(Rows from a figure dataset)

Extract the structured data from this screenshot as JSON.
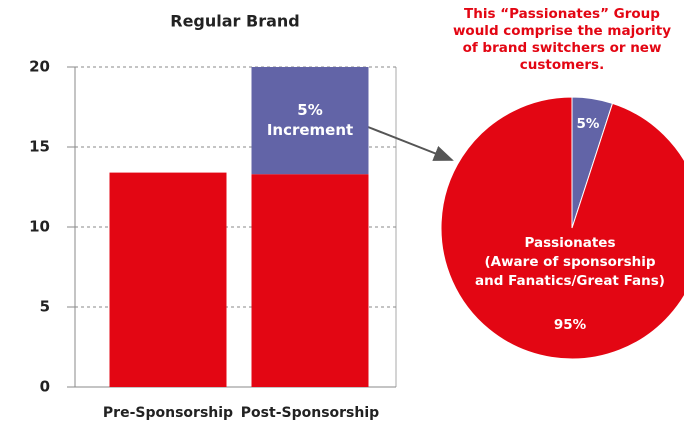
{
  "chart_data": [
    {
      "type": "bar",
      "title": "Regular Brand",
      "categories": [
        "Pre-Sponsorship",
        "Post-Sponsorship"
      ],
      "series": [
        {
          "color": "#e30613",
          "values": [
            13.4,
            13.3
          ]
        },
        {
          "color": "#6264a7",
          "values": [
            null,
            6.7
          ]
        }
      ],
      "stacked": true,
      "annotation": [
        "5%",
        "Increment"
      ],
      "ylim": [
        0,
        20
      ],
      "yticks": [
        0,
        5,
        10,
        15,
        20
      ],
      "grid": true
    },
    {
      "type": "pie",
      "annotation": [
        "This “Passionates” Group",
        "would comprise the majority",
        "of brand switchers or new",
        "customers."
      ],
      "labels": [
        null,
        [
          "Passionates",
          "(Aware of sponsorship",
          "and Fanatics/Great Fans)"
        ]
      ],
      "values": [
        5,
        95
      ],
      "value_labels": [
        "5%",
        "95%"
      ],
      "colors": [
        "#6264a7",
        "#e30613"
      ]
    }
  ]
}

◆ **TASK INSTRUCTIONS**:
Without the pictures, return the entries exactly as they appear.

◆ **COMPLETE RESPONSE**:
Extract the structured data from this screenshot as JSON.
{
  "chart_data": [
    {
      "type": "bar",
      "title": "Regular Brand",
      "categories": [
        "Pre-Sponsorship",
        "Post-Sponsorship"
      ],
      "series": [
        {
          "color": "#e30613",
          "values": [
            13.4,
            13.3
          ]
        },
        {
          "color": "#6264a7",
          "values": [
            null,
            6.7
          ]
        }
      ],
      "stacked": true,
      "annotation": [
        "5%",
        "Increment"
      ],
      "ylim": [
        0,
        20
      ],
      "yticks": [
        0,
        5,
        10,
        15,
        20
      ],
      "grid": true
    },
    {
      "type": "pie",
      "annotation": [
        "This “Passionates” Group",
        "would comprise the majority",
        "of brand switchers or new",
        "customers."
      ],
      "labels": [
        null,
        [
          "Passionates",
          "(Aware of sponsorship",
          "and Fanatics/Great Fans)"
        ]
      ],
      "values": [
        5,
        95
      ],
      "value_labels": [
        "5%",
        "95%"
      ],
      "colors": [
        "#6264a7",
        "#e30613"
      ]
    }
  ]
}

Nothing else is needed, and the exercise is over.